### Set task
Wherever the string "beautiful" appears in a line, extract that line.

[Dataset entries]
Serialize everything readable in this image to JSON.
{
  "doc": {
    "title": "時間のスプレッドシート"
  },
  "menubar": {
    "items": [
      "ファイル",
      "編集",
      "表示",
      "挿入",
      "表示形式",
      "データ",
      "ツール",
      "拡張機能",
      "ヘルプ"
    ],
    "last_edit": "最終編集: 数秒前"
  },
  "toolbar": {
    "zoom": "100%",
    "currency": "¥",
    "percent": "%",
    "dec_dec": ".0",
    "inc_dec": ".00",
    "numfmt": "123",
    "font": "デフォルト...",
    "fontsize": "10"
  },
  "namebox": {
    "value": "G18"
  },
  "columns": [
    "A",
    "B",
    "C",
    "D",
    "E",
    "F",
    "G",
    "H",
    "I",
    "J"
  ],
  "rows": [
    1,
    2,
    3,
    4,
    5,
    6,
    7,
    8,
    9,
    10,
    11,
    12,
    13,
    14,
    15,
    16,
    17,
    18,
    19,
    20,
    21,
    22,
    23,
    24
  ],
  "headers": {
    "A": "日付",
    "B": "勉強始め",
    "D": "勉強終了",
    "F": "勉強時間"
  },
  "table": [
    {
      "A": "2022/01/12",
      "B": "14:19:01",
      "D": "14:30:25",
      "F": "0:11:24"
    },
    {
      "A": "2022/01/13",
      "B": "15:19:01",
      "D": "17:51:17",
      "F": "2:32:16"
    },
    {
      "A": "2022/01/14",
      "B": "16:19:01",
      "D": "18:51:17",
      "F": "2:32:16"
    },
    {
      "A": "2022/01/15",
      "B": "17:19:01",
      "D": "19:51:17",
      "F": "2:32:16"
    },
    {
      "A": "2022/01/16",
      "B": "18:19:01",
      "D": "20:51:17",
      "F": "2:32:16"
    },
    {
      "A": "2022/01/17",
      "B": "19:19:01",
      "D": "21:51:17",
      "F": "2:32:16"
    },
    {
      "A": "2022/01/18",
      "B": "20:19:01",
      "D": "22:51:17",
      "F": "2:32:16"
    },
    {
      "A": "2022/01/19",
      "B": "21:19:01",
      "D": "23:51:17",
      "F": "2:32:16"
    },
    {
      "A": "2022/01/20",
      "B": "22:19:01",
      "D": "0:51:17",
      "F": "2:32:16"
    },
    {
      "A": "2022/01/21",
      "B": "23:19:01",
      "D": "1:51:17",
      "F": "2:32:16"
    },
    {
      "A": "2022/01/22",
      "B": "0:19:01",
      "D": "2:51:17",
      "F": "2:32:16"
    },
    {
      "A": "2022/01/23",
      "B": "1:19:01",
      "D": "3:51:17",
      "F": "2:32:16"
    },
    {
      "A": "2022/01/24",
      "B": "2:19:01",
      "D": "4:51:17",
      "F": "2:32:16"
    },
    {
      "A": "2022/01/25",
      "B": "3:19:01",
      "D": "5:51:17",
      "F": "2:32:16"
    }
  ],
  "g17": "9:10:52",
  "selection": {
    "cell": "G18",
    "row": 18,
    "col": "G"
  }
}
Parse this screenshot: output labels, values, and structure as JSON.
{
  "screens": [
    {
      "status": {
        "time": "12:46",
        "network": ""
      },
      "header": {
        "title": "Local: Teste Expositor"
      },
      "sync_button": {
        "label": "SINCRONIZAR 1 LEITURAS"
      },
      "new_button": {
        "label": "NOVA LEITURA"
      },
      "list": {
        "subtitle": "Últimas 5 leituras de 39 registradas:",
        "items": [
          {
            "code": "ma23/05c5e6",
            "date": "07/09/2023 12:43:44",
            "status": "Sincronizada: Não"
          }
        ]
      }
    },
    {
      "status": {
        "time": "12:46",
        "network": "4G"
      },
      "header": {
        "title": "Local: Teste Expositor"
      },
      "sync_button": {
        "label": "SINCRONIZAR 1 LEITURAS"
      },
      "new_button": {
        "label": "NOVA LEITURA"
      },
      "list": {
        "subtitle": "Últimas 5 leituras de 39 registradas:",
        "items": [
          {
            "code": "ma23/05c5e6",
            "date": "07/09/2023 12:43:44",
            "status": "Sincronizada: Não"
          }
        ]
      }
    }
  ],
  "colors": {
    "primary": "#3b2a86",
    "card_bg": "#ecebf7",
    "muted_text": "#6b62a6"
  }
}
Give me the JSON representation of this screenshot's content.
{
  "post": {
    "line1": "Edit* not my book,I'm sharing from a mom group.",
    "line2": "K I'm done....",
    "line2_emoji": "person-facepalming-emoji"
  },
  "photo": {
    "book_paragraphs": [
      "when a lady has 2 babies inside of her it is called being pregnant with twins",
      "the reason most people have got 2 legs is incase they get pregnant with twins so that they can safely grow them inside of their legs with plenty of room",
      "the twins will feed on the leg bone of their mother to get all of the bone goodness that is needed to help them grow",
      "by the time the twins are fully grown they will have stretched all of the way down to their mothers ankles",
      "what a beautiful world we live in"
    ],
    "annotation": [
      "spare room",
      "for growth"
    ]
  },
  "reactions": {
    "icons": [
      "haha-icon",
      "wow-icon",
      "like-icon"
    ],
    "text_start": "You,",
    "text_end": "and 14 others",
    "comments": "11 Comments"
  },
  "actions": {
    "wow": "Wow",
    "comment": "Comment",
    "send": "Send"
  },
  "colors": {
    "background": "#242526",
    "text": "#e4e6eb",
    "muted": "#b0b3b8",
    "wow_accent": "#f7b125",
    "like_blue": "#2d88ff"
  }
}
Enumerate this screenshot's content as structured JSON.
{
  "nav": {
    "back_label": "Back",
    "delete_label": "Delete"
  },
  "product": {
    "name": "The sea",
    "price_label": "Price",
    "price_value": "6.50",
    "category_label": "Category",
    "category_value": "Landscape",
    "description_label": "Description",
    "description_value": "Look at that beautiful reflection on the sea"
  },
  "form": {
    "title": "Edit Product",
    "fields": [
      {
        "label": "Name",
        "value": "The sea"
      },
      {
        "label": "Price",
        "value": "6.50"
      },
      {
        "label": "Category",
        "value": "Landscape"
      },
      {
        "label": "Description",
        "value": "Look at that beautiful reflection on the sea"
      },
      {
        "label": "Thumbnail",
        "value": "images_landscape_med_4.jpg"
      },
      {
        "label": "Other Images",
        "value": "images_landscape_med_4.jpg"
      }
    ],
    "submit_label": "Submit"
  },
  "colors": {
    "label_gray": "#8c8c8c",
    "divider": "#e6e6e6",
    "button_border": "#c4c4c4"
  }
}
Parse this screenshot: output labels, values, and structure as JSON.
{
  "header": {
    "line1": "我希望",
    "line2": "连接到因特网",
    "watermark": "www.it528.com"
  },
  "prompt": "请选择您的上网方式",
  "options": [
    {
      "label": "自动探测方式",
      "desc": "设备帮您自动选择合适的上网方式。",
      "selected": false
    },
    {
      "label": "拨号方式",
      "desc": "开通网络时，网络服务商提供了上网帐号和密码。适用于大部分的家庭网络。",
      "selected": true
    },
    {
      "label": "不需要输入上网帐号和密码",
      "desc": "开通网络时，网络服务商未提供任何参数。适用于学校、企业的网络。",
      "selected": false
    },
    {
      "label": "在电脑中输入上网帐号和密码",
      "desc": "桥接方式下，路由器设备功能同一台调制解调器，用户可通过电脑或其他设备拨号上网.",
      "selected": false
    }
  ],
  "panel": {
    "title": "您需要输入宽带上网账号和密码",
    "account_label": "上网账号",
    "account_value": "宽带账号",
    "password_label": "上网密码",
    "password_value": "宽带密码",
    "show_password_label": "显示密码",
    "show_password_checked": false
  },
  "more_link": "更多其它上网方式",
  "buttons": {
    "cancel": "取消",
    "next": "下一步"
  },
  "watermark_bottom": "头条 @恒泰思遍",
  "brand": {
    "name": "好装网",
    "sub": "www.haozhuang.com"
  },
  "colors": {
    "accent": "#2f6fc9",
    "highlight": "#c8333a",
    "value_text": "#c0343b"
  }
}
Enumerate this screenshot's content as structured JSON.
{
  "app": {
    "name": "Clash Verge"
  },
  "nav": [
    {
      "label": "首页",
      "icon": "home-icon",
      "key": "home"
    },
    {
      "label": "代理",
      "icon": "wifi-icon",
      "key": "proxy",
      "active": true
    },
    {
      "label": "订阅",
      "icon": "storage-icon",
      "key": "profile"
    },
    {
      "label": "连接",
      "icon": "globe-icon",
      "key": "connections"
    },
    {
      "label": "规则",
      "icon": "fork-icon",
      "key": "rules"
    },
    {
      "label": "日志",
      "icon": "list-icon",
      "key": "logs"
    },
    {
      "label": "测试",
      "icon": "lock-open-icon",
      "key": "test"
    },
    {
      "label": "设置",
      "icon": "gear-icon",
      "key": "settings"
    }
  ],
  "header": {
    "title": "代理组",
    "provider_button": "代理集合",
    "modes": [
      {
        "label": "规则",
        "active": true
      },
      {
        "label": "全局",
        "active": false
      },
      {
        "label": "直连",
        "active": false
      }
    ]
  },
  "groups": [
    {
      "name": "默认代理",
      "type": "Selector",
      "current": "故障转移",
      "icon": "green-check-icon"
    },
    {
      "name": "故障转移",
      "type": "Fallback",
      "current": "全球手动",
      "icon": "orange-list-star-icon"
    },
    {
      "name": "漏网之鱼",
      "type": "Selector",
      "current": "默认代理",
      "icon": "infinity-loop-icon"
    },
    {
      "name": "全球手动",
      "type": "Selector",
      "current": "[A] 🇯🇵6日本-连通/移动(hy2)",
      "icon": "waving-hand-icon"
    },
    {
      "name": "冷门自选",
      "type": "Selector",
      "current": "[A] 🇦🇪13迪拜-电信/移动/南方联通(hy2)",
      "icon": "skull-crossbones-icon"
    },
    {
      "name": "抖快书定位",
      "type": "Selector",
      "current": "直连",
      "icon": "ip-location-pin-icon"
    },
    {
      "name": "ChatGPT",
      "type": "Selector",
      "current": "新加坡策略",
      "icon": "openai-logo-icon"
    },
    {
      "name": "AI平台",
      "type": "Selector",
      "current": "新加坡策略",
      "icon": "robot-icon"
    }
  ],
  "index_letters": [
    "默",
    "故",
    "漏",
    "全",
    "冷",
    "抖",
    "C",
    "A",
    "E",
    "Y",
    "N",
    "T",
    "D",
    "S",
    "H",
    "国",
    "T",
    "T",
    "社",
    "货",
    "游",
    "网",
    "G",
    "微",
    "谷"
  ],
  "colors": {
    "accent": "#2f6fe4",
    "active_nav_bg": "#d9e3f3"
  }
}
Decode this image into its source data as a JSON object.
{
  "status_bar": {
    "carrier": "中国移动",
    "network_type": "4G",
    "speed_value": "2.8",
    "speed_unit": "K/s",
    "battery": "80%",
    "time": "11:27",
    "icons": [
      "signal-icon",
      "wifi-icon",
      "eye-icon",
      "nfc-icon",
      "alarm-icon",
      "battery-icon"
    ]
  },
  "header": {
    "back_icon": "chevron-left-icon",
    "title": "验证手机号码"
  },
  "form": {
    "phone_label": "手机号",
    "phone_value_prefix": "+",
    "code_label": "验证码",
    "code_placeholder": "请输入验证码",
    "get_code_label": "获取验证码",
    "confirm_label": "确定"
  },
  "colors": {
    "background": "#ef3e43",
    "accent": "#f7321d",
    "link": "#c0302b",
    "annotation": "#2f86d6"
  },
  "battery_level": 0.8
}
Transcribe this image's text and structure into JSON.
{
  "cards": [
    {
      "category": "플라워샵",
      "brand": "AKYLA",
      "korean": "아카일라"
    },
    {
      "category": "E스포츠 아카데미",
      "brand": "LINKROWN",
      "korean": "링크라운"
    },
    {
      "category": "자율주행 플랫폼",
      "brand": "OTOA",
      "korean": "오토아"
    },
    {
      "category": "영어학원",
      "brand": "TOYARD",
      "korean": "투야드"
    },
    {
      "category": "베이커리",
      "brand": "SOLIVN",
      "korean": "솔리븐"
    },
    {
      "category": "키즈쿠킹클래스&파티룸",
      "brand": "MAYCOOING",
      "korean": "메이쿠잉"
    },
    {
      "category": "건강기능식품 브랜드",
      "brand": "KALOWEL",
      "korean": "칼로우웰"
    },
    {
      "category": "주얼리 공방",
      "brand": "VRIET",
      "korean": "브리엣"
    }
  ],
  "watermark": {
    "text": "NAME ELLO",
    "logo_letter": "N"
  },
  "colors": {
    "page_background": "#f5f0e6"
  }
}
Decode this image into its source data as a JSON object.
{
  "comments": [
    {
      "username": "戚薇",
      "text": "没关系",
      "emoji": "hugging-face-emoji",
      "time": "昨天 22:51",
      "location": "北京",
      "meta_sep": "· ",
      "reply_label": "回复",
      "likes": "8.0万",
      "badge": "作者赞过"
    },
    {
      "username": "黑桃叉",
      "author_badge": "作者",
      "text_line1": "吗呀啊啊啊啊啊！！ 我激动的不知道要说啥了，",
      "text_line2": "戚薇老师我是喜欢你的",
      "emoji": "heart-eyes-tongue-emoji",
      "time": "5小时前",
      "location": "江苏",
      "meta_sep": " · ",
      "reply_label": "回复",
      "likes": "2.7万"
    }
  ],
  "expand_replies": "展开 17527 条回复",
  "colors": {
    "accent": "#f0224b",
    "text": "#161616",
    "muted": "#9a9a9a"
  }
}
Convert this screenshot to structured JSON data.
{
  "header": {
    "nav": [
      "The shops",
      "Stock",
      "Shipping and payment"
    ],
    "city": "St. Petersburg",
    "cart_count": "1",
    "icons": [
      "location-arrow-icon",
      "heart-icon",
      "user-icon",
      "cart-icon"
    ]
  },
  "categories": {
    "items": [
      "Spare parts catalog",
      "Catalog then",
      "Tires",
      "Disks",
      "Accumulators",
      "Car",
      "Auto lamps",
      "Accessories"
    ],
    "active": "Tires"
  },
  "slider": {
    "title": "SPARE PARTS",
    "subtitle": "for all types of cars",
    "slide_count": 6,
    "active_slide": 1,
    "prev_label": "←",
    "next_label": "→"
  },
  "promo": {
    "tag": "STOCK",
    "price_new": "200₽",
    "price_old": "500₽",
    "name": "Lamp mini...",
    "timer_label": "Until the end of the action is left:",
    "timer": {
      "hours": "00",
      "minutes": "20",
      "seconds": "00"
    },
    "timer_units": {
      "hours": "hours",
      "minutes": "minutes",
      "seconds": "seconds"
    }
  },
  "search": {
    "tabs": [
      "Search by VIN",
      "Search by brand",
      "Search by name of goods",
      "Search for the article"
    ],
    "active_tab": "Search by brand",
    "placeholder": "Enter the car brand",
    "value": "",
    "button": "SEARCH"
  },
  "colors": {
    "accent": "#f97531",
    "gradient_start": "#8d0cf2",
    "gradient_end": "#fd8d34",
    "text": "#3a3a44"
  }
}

### Expected answer
      "what a beautiful world we live in"
    "description_value": "Look at that beautiful reflection on the sea"
        "value": "Look at that beautiful reflection on the sea"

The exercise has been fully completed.